Directive 1
Copy the passage of the COP25 article from "The European Union’s" up to and including "limit climate pollution.".
Directive 2
Write the next part of the article on the failed COP25 climate talks, picking up after its final sentence.

Given passage
********************
U.N. security try to clear protesters during a protest at COP25 to draw attention to the climate emergency.. Madrid, Spain, Wednesday, Dec. 11, 2019. AP Photograph / Paul White

The United Nations climate talks went into record overtime and then ended in failure on Sunday. The countries gathered in Madrid for COP25 were unable to agree on the main objectives of the negotiations and kicked the most important decisions down the road to next year’s meeting in Glasgow, Scotland.

A coalition of countries seeking higher ambition were blocked by a group of big polluters insisting on accounting tricks such as “hot air” credits, opposing help for nations suffering the impacts of climate change, and demanding that human rights protections get removed from the main sections of the agreement that COP25 was intended to resolve. One of the main breakdowns centred on Article 6 which covers international accounting for climate pollution and credits between countries. The Canadian Association of Petroleum Producers along with politicians like Jason Kenney and Andrew Scheer, had been making misleading suggestions that Article 6 could be used to give Canada credit for exports of LNG and other fossil fuels.

The “High Ambition Coalition” includes island countries like the Marshall Islands which are threatened by rising sea levels as well as European countries which, just this week, dramatically strengthened their own climate plans.

Simon Stiell, a minister from Grenada who spoke for the coalition, put blame for COP’s failure squarely on the United States, Brazil and Australia. “Lives are at risk here,” Stiell told National Observer. “We know what actions need to be taken but there are a few voices dictating the agenda of the many.”

The European Union’s lead negotiator said “there is no way we could accept a compromise that jeopardizes environmental integrity. We need to be ambitious and get to net-zero emissions by 2050, and we can only get there if we start now.”

Youth climate advocates have galvanized a worldwide surge in climate concern in 2019. “Our future is literally at stake. We don’t have any other choice than trying through all possible means,” said Catherine Gauthier, Executive Director, of ENvironnement JEUnesse. Gauthier is leading a class action lawsuit by Canadian youth against the federal government and was in Madrid as an accredited observer of COP25.

The 2019 UN climate negotiations were widely expected to be little more than a stopover on the way to 2020 where countries agreed to announce new, more ambitious plans to limit climate pollution.

Despite those low expectations, there was some hope that the world’s governments would feel compelled to respond to the explosion of public concern in 2019 and frightening new scientific findings. In the end, they did not even live up to the meager expectations.

Catherine Abreu, the lead Canadian watchdogging the UN process, also laid blame for the failure on big polluting countries which “have been able to ruthlessly advance the fossil fuel industry’s profit agenda over our collective futures.”

“While Canadian negotiators were largely constructive on the ground, Canada has a lot of work to do at home to address the gap between its climate goals and its ongoing commitment to expand the fossil fuel industry, which got a lot of international attention here in Madrid,” said Abreu. She called on Canada’s environment minister to “increase Canada’s climate finance contributions and deliver on his government’s election promise to bring a new, more ambitious Paris pledge to COP26 in 2020.”

.@Cat_Abreu, the lead Canadian watchdogging the UN process, laid blame for failure on big polluting countries which “have been able to ruthlessly advance the fossil fuel industry’s profit agenda over our collective futures,” @zerocarbon

The United States, Brazil and Australia were the main obstructionists. The United States’ role was particularly galling because Donald Trump had already pulled out of the Paris agreement.
********************
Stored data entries
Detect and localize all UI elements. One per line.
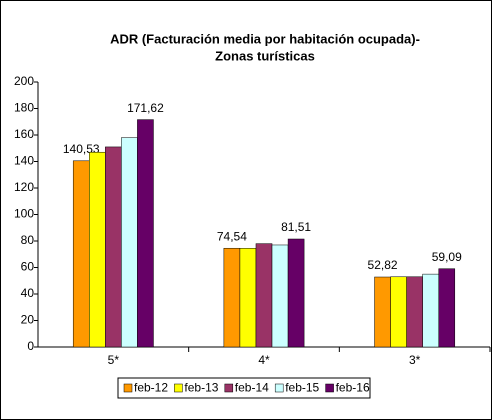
data-label: 81,51: [281, 220, 311, 234]
legend-label: feb-13: [184, 381, 218, 395]
y-tick-label: 200: [14, 74, 34, 88]
legend-label: feb-15: [285, 381, 319, 395]
legend-swatch: [224, 383, 234, 393]
data-label: 59,09: [432, 250, 462, 264]
legend-label: feb-16: [336, 381, 370, 395]
bar: [438, 268, 456, 348]
legend-swatch: [325, 383, 334, 393]
data-label: 74,54: [217, 229, 247, 243]
data-label: 52,82: [368, 258, 398, 272]
y-tick-label: 140: [14, 154, 34, 168]
y-tick-label: 20: [21, 313, 35, 327]
legend-swatch: [174, 383, 183, 393]
bar: [223, 247, 241, 348]
bar: [255, 243, 273, 348]
bar: [287, 238, 305, 348]
x-tick-label: 5*: [108, 353, 120, 367]
y-tick-label: 40: [21, 286, 35, 300]
bar: [89, 151, 106, 348]
x-tick-label: 3*: [409, 353, 421, 367]
legend-label: feb-14: [235, 381, 269, 395]
y-tick-label: 180: [14, 101, 34, 115]
bar: [422, 273, 439, 348]
y-tick-label: 60: [21, 260, 35, 274]
legend-label: feb-12: [134, 381, 168, 395]
y-tick-label: 80: [21, 233, 35, 247]
bar: [271, 244, 289, 348]
y-tick-label: 160: [14, 127, 34, 141]
legend-swatch: [274, 383, 284, 393]
bar: [137, 119, 154, 348]
bar: [406, 276, 423, 348]
bar: [390, 276, 407, 348]
legend-swatch: [123, 383, 133, 393]
bar: [239, 248, 257, 348]
data-label: 171,62: [127, 101, 164, 115]
legend-box: [117, 377, 371, 399]
chart-title: Zonas turísticas: [215, 48, 315, 63]
y-tick-label: 0: [27, 339, 34, 353]
x-tick-label: 4*: [258, 353, 270, 367]
bar: [374, 276, 391, 348]
bar: [121, 137, 138, 348]
y-tick-label: 120: [14, 180, 34, 194]
y-tick-label: 100: [14, 207, 34, 221]
bar: [72, 160, 90, 348]
chart-title: ADR (Facturación media por habitación oc…: [110, 31, 420, 46]
bar: [105, 146, 122, 348]
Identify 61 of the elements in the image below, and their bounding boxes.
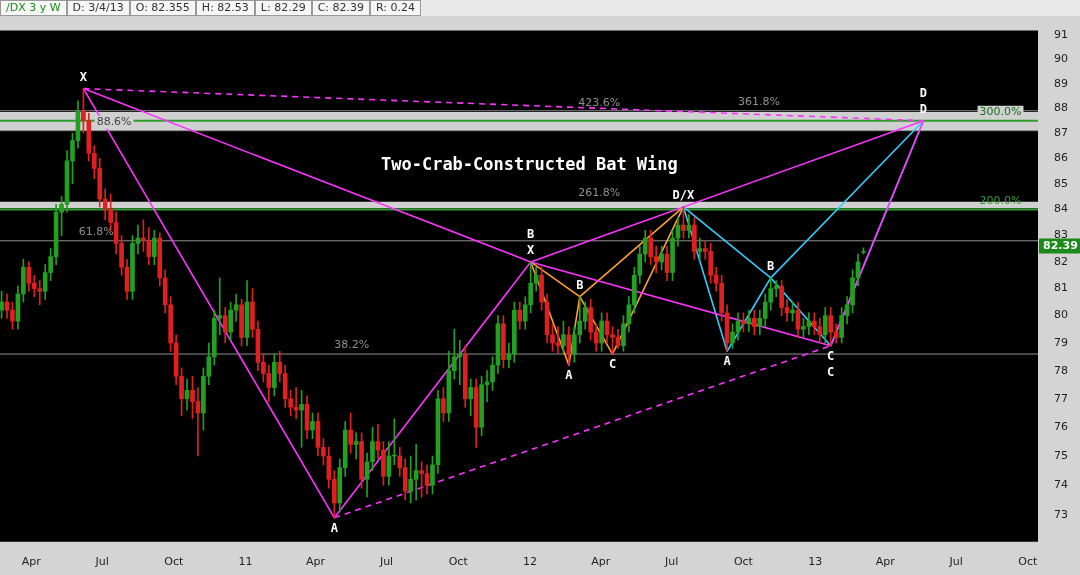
y-tick-label: 89 — [1054, 76, 1068, 90]
text: H: 82.53 — [195, 0, 255, 16]
x-tick-label: Oct — [733, 555, 754, 569]
annotation: B — [527, 227, 535, 242]
x-tick-label: Jul — [378, 555, 394, 569]
annotation: A — [330, 520, 339, 535]
x-tick-label: Jul — [948, 555, 963, 569]
x-tick-label: Oct — [448, 555, 469, 569]
y-tick-label: 84 — [1054, 202, 1068, 216]
y-tick-label: 91 — [1054, 28, 1068, 42]
annotation: A — [565, 368, 574, 383]
text: O: 82.355 — [129, 0, 196, 16]
text: C: 82.39 — [311, 0, 371, 16]
annotation: D — [919, 85, 928, 100]
x-tick-label: Apr — [875, 555, 896, 569]
x-tick-label: Oct — [1018, 555, 1039, 569]
annotation: 300.0% — [979, 105, 1022, 119]
y-tick-label: 78 — [1054, 363, 1068, 377]
y-tick-label: 85 — [1054, 176, 1068, 190]
annotation: 88.6% — [96, 115, 132, 129]
y-tick-label: 73 — [1054, 507, 1068, 521]
y-tick-label: 86 — [1054, 151, 1068, 165]
annotation: B — [767, 259, 775, 274]
annotation: A — [723, 354, 732, 369]
x-tick-label: Jul — [664, 555, 679, 569]
y-tick-label: 88 — [1054, 101, 1068, 115]
x-tick-label: Apr — [306, 555, 326, 569]
annotation: D/X — [672, 188, 696, 203]
chart-title: /DX 3 y W — [0, 0, 67, 16]
text: R: 0.24 — [370, 0, 422, 16]
annotation: 38.2% — [334, 338, 370, 352]
x-tick-label: Jul — [94, 555, 109, 569]
text: L: 82.29 — [254, 0, 312, 16]
y-tick-label: 76 — [1054, 420, 1068, 434]
y-tick-label: 77 — [1054, 391, 1068, 405]
annotation: 261.8% — [578, 186, 621, 200]
annotation: X — [79, 69, 88, 84]
x-tick-label: 13 — [808, 555, 823, 569]
text: Two-Crab-Constructed Bat Wing — [380, 154, 678, 175]
y-tick-label: 81 — [1054, 281, 1068, 295]
y-tick-label: 82 — [1054, 254, 1068, 268]
y-tick-label: 79 — [1054, 335, 1068, 349]
y-tick-label: 74 — [1054, 478, 1068, 492]
text: D: 3/4/13 — [66, 0, 130, 16]
annotation: B — [576, 277, 584, 292]
x-tick-label: 11 — [238, 555, 253, 569]
annotation: C — [827, 364, 835, 379]
x-tick-label: Apr — [21, 555, 42, 569]
y-tick-label: 90 — [1054, 52, 1068, 66]
annotation: X — [527, 243, 536, 258]
annotation: C — [608, 357, 617, 372]
x-tick-label: Apr — [591, 555, 611, 569]
annotation: 423.6% — [578, 96, 621, 110]
annotation: 361.8% — [737, 95, 780, 109]
x-tick-label: Oct — [164, 555, 184, 569]
x-tick-label: 12 — [522, 555, 537, 569]
y-tick-label: 75 — [1054, 448, 1068, 462]
y-tick-label: 80 — [1054, 308, 1068, 322]
annotation: C — [827, 348, 835, 363]
annotation: 61.8% — [78, 225, 114, 239]
y-tick-label: 87 — [1054, 126, 1068, 140]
********************
Exercise response 1
The European Union’s lead negotiator said “there is no way we could accept a compromise that jeopardizes environmental integrity. We need to be ambitious and get to net-zero emissions by 2050, and we can only get there if we start now.”

Youth climate advocates have galvanized a worldwide surge in climate concern in 2019. “Our future is literally at stake. We don’t have any other choice than trying through all possible means,” said Catherine Gauthier, Executive Director, of ENvironnement JEUnesse. Gauthier is leading a class action lawsuit by Canadian youth against the federal government and was in Madrid as an accredited observer of COP25.

The 2019 UN climate negotiations were widely expected to be little more than a stopover on the way to 2020 where countries agreed to announce new, more ambitious plans to limit climate pollution.

Exercise response 2
Brazil’s Bolsonaro, the “Trump of the Tropics,” turned his arsonism onto the international stage, a brief detour from torching the Amazon rainforest.

Australia’s delegation blatantly did the bidding of its coal industry. They return home to a country ablaze in bushfires and a population choking in smoke.

But even outside that triad of obstructionists, the negotiations were poorly handled. Much of the blame goes to Chile who held this year’s COP presidency. Shockingly little work had been done to line up the issues and troubleshoot predictable sticking points in advance. Even once the negotiations were underway, it was virtually impossible to track the goings-on. “The most opaque COP I have ever seen,” said Elizabeth May.

May said there was an upside in punting Article 6. “No decision at all is preferable to a bad decision here. We did not end up with … rules that would have damaged the whole Paris effort to hold global average temperature increase to no more than 1.5 degrees.”

Representatives from Indigenous and climate groups said the failure of world governments to respond to the climate crisis means that citizens will have to step up action.

It’s been made clear that there is no room for ethics in these international negotiations. The people need to carry the work that negotiators can’t,” said Deputy Grand Chief Jordan Peterson of the Gwich’in Tribal Council and Chief Dana Tizya-Tramm of the Vuntut Gwitchin First Nation.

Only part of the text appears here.